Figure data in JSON
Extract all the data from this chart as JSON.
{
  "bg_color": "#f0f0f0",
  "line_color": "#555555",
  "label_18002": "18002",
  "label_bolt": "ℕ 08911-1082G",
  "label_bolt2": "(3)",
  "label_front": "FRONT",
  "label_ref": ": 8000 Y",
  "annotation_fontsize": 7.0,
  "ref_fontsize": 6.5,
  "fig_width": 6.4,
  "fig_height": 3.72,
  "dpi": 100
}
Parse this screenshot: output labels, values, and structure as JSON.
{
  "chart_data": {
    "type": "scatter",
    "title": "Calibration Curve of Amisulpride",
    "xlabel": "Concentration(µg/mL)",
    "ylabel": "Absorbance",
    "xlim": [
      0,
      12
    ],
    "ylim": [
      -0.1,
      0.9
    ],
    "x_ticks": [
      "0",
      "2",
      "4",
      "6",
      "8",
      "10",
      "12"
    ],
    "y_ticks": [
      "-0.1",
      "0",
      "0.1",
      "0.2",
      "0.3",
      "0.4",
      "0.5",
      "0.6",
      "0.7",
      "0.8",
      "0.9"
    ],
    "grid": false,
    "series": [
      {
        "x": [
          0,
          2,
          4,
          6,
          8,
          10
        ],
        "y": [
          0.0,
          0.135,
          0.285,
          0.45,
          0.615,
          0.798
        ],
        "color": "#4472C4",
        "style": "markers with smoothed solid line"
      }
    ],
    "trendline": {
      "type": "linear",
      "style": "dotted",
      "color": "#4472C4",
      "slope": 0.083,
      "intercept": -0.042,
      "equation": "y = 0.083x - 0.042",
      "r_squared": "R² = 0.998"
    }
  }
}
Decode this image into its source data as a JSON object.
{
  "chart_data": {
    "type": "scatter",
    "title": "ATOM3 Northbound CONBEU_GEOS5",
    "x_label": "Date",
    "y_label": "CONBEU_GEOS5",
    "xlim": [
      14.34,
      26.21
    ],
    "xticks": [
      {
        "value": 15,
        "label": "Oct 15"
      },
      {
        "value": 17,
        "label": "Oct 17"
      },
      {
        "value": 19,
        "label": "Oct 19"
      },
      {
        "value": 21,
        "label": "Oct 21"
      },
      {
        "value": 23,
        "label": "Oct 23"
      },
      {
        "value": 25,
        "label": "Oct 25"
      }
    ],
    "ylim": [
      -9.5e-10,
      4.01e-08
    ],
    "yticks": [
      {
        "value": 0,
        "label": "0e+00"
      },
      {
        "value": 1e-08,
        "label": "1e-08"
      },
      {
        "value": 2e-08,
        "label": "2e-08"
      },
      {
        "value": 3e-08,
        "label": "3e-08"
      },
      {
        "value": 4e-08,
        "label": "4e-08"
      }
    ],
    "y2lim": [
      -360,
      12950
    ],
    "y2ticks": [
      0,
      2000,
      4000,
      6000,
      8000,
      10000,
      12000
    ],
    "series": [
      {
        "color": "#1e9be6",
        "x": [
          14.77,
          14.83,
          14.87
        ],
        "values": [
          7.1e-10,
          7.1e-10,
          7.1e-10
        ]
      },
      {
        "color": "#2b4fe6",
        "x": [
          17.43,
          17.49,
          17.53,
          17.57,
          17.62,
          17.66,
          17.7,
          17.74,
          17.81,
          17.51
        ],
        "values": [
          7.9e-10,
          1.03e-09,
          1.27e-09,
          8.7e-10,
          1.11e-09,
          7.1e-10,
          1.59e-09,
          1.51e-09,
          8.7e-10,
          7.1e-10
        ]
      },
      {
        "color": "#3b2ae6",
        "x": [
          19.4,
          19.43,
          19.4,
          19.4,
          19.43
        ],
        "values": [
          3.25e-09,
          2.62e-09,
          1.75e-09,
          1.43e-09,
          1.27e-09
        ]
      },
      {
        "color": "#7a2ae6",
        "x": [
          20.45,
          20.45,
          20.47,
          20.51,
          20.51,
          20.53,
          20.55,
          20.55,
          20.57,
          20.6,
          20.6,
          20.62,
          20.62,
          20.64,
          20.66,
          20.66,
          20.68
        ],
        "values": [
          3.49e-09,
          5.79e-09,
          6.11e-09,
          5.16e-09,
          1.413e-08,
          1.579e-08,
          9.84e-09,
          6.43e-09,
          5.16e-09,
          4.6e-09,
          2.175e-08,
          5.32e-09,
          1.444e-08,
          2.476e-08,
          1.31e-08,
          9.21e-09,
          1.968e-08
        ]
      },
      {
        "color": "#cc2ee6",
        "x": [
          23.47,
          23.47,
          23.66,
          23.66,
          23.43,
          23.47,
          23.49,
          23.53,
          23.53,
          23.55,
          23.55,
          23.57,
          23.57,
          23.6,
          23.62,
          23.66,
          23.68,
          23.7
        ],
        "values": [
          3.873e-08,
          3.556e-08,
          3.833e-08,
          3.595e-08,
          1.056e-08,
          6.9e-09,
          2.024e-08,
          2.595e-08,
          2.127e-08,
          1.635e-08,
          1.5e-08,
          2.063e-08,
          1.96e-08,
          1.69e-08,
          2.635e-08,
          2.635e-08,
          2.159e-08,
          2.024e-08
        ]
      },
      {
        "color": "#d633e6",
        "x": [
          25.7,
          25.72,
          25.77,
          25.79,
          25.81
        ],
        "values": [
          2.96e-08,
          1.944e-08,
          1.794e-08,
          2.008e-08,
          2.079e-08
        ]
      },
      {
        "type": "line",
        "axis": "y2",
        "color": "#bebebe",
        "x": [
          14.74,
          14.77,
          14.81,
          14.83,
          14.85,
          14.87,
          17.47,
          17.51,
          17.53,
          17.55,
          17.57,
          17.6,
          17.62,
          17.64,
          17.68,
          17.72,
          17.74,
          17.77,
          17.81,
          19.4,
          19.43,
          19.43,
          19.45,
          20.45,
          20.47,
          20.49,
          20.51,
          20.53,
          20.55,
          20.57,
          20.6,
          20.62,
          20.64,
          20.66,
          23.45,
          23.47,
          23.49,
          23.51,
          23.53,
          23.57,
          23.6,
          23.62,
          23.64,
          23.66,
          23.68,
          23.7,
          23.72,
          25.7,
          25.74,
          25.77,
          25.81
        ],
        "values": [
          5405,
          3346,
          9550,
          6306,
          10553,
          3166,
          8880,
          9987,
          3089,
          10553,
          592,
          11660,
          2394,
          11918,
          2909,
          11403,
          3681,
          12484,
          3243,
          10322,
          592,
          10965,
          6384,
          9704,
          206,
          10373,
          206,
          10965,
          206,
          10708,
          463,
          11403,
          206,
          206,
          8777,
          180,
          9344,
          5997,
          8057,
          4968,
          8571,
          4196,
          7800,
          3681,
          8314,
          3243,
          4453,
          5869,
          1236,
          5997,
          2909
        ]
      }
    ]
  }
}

◆ Exercise ◆
Identify every line where the string "type" appears.

◆ Output below ◆
    "type": "scatter",
      "type": "linear",
    "type": "scatter",
        "type": "line",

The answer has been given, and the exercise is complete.